### Data shown
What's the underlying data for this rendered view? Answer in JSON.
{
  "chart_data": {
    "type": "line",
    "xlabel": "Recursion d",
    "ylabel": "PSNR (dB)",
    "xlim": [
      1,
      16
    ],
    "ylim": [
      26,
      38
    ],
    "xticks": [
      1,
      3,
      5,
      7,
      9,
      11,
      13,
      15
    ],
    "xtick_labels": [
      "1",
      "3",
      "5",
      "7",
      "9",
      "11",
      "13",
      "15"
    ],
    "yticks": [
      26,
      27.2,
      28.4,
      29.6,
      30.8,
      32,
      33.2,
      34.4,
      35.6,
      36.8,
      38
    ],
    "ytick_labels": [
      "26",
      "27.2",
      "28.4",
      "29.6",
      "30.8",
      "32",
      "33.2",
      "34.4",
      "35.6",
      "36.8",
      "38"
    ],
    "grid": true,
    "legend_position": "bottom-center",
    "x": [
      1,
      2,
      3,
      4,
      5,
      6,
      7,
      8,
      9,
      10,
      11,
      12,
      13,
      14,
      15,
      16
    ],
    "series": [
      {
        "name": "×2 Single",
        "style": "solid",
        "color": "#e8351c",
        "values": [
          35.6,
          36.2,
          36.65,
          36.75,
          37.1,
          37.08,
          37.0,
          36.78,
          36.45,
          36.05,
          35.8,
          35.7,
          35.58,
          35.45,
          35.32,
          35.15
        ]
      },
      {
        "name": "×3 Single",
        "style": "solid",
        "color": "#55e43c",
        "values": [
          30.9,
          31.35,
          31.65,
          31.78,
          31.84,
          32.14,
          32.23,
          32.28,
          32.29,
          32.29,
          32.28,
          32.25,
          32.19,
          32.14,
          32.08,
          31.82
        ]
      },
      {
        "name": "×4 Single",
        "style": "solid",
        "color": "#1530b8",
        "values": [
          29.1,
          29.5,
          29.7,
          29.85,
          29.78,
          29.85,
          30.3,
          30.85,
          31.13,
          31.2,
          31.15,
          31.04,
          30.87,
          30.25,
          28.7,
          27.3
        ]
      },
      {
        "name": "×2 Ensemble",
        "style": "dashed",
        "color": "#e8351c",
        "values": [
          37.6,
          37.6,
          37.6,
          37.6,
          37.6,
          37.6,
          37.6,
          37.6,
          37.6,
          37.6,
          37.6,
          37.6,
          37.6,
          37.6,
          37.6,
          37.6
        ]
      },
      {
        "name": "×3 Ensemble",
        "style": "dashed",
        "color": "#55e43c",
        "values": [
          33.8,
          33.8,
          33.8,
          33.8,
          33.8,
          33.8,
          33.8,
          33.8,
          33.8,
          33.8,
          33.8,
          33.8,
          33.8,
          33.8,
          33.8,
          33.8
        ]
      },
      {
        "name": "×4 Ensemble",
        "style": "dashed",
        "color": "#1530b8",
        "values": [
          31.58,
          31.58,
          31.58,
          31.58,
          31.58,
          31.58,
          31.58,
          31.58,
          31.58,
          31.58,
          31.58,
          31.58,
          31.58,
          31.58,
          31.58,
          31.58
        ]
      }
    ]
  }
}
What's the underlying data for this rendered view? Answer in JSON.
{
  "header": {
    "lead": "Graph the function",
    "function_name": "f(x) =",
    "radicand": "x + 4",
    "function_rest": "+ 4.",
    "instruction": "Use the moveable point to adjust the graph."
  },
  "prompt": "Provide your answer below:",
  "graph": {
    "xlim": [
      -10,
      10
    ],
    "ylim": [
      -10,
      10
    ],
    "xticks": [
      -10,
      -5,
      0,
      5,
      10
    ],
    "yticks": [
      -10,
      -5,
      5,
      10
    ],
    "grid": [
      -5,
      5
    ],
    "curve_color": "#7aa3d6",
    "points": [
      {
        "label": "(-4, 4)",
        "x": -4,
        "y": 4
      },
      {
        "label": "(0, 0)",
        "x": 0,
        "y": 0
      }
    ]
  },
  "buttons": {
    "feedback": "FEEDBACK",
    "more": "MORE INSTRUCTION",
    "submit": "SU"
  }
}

### Task brief
Write out every entry word for word.

### Solution
What's the underlying data for this rendered view? Answer in JSON.
{
  "chart_data": {
    "type": "line",
    "xlabel": "Recursion d",
    "ylabel": "PSNR (dB)",
    "xlim": [
      1,
      16
    ],
    "ylim": [
      26,
      38
    ],
    "xticks": [
      1,
      3,
      5,
      7,
      9,
      11,
      13,
      15
    ],
    "xtick_labels": [
      "1",
      "3",
      "5",
      "7",
      "9",
      "11",
      "13",
      "15"
    ],
    "yticks": [
      26,
      27.2,
      28.4,
      29.6,
      30.8,
      32,
      33.2,
      34.4,
      35.6,
      36.8,
      38
    ],
    "ytick_labels": [
      "26",
      "27.2",
      "28.4",
      "29.6",
      "30.8",
      "32",
      "33.2",
      "34.4",
      "35.6",
      "36.8",
      "38"
    ],
    "grid": true,
    "legend_position": "bottom-center",
    "x": [
      1,
      2,
      3,
      4,
      5,
      6,
      7,
      8,
      9,
      10,
      11,
      12,
      13,
      14,
      15,
      16
    ],
    "series": [
      {
        "name": "×2 Single",
        "style": "solid",
        "color": "#e8351c",
        "values": [
          35.6,
          36.2,
          36.65,
          36.75,
          37.1,
          37.08,
          37.0,
          36.78,
          36.45,
          36.05,
          35.8,
          35.7,
          35.58,
          35.45,
          35.32,
          35.15
        ]
      },
      {
        "name": "×3 Single",
        "style": "solid",
        "color": "#55e43c",
        "values": [
          30.9,
          31.35,
          31.65,
          31.78,
          31.84,
          32.14,
          32.23,
          32.28,
          32.29,
          32.29,
          32.28,
          32.25,
          32.19,
          32.14,
          32.08,
          31.82
        ]
      },
      {
        "name": "×4 Single",
        "style": "solid",
        "color": "#1530b8",
        "values": [
          29.1,
          29.5,
          29.7,
          29.85,
          29.78,
          29.85,
          30.3,
          30.85,
          31.13,
          31.2,
          31.15,
          31.04,
          30.87,
          30.25,
          28.7,
          27.3
        ]
      },
      {
        "name": "×2 Ensemble",
        "style": "dashed",
        "color": "#e8351c",
        "values": [
          37.6,
          37.6,
          37.6,
          37.6,
          37.6,
          37.6,
          37.6,
          37.6,
          37.6,
          37.6,
          37.6,
          37.6,
          37.6,
          37.6,
          37.6,
          37.6
        ]
      },
      {
        "name": "×3 Ensemble",
        "style": "dashed",
        "color": "#55e43c",
        "values": [
          33.8,
          33.8,
          33.8,
          33.8,
          33.8,
          33.8,
          33.8,
          33.8,
          33.8,
          33.8,
          33.8,
          33.8,
          33.8,
          33.8,
          33.8,
          33.8
        ]
      },
      {
        "name": "×4 Ensemble",
        "style": "dashed",
        "color": "#1530b8",
        "values": [
          31.58,
          31.58,
          31.58,
          31.58,
          31.58,
          31.58,
          31.58,
          31.58,
          31.58,
          31.58,
          31.58,
          31.58,
          31.58,
          31.58,
          31.58,
          31.58
        ]
      }
    ]
  }
}
What's the underlying data for this rendered view? Answer in JSON.
{
  "header": {
    "lead": "Graph the function",
    "function_name": "f(x) =",
    "radicand": "x + 4",
    "function_rest": "+ 4.",
    "instruction": "Use the moveable point to adjust the graph."
  },
  "prompt": "Provide your answer below:",
  "graph": {
    "xlim": [
      -10,
      10
    ],
    "ylim": [
      -10,
      10
    ],
    "xticks": [
      -10,
      -5,
      0,
      5,
      10
    ],
    "yticks": [
      -10,
      -5,
      5,
      10
    ],
    "grid": [
      -5,
      5
    ],
    "curve_color": "#7aa3d6",
    "points": [
      {
        "label": "(-4, 4)",
        "x": -4,
        "y": 4
      },
      {
        "label": "(0, 0)",
        "x": 0,
        "y": 0
      }
    ]
  },
  "buttons": {
    "feedback": "FEEDBACK",
    "more": "MORE INSTRUCTION",
    "submit": "SU"
  }
}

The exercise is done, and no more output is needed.